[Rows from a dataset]
--------------------------------

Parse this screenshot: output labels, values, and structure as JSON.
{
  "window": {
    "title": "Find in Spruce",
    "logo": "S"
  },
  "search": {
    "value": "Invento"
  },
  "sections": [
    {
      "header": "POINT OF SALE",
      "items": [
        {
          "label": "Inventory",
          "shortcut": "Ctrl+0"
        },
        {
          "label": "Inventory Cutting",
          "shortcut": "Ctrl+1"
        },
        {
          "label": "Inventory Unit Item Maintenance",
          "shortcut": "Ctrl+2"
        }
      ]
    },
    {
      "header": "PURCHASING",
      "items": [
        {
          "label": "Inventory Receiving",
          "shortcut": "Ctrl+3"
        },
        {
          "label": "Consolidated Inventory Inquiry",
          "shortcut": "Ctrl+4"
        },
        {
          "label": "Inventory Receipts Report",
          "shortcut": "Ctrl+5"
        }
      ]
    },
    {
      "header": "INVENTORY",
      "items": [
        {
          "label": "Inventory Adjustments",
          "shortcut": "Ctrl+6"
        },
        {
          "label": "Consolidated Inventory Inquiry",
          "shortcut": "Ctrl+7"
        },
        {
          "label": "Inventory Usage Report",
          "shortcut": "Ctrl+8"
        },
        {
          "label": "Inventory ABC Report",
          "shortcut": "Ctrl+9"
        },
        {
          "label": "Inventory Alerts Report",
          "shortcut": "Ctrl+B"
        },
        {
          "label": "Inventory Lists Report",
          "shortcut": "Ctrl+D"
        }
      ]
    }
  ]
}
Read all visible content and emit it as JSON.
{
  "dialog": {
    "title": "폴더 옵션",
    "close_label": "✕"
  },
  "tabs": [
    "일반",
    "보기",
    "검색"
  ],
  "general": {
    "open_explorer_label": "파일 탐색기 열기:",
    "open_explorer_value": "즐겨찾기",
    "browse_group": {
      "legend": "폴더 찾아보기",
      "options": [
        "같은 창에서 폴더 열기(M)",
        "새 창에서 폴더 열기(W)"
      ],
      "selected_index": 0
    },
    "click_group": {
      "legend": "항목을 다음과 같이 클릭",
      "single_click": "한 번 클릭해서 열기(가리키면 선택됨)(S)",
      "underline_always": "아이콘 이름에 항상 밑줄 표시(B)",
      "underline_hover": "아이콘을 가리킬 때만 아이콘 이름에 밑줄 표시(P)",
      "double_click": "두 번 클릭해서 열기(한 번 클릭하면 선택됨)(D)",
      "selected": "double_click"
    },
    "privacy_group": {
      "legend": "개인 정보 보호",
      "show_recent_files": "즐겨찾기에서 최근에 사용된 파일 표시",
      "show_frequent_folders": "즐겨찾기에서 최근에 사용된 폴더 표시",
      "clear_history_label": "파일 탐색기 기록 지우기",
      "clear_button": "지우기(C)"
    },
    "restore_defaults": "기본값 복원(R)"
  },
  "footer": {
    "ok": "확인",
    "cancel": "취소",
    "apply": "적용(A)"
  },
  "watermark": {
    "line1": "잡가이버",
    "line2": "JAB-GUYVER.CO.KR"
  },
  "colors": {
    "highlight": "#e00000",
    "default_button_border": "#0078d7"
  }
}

--------------------------------

▸ WHAT THE EXERCISE ASKS
Here, the records must be output exactly and in full.

▸ RESULT OF THIS EXERCISE
Parse this screenshot: output labels, values, and structure as JSON.
{
  "window": {
    "title": "Find in Spruce",
    "logo": "S"
  },
  "search": {
    "value": "Invento"
  },
  "sections": [
    {
      "header": "POINT OF SALE",
      "items": [
        {
          "label": "Inventory",
          "shortcut": "Ctrl+0"
        },
        {
          "label": "Inventory Cutting",
          "shortcut": "Ctrl+1"
        },
        {
          "label": "Inventory Unit Item Maintenance",
          "shortcut": "Ctrl+2"
        }
      ]
    },
    {
      "header": "PURCHASING",
      "items": [
        {
          "label": "Inventory Receiving",
          "shortcut": "Ctrl+3"
        },
        {
          "label": "Consolidated Inventory Inquiry",
          "shortcut": "Ctrl+4"
        },
        {
          "label": "Inventory Receipts Report",
          "shortcut": "Ctrl+5"
        }
      ]
    },
    {
      "header": "INVENTORY",
      "items": [
        {
          "label": "Inventory Adjustments",
          "shortcut": "Ctrl+6"
        },
        {
          "label": "Consolidated Inventory Inquiry",
          "shortcut": "Ctrl+7"
        },
        {
          "label": "Inventory Usage Report",
          "shortcut": "Ctrl+8"
        },
        {
          "label": "Inventory ABC Report",
          "shortcut": "Ctrl+9"
        },
        {
          "label": "Inventory Alerts Report",
          "shortcut": "Ctrl+B"
        },
        {
          "label": "Inventory Lists Report",
          "shortcut": "Ctrl+D"
        }
      ]
    }
  ]
}
Read all visible content and emit it as JSON.
{
  "dialog": {
    "title": "폴더 옵션",
    "close_label": "✕"
  },
  "tabs": [
    "일반",
    "보기",
    "검색"
  ],
  "general": {
    "open_explorer_label": "파일 탐색기 열기:",
    "open_explorer_value": "즐겨찾기",
    "browse_group": {
      "legend": "폴더 찾아보기",
      "options": [
        "같은 창에서 폴더 열기(M)",
        "새 창에서 폴더 열기(W)"
      ],
      "selected_index": 0
    },
    "click_group": {
      "legend": "항목을 다음과 같이 클릭",
      "single_click": "한 번 클릭해서 열기(가리키면 선택됨)(S)",
      "underline_always": "아이콘 이름에 항상 밑줄 표시(B)",
      "underline_hover": "아이콘을 가리킬 때만 아이콘 이름에 밑줄 표시(P)",
      "double_click": "두 번 클릭해서 열기(한 번 클릭하면 선택됨)(D)",
      "selected": "double_click"
    },
    "privacy_group": {
      "legend": "개인 정보 보호",
      "show_recent_files": "즐겨찾기에서 최근에 사용된 파일 표시",
      "show_frequent_folders": "즐겨찾기에서 최근에 사용된 폴더 표시",
      "clear_history_label": "파일 탐색기 기록 지우기",
      "clear_button": "지우기(C)"
    },
    "restore_defaults": "기본값 복원(R)"
  },
  "footer": {
    "ok": "확인",
    "cancel": "취소",
    "apply": "적용(A)"
  },
  "watermark": {
    "line1": "잡가이버",
    "line2": "JAB-GUYVER.CO.KR"
  },
  "colors": {
    "highlight": "#e00000",
    "default_button_border": "#0078d7"
  }
}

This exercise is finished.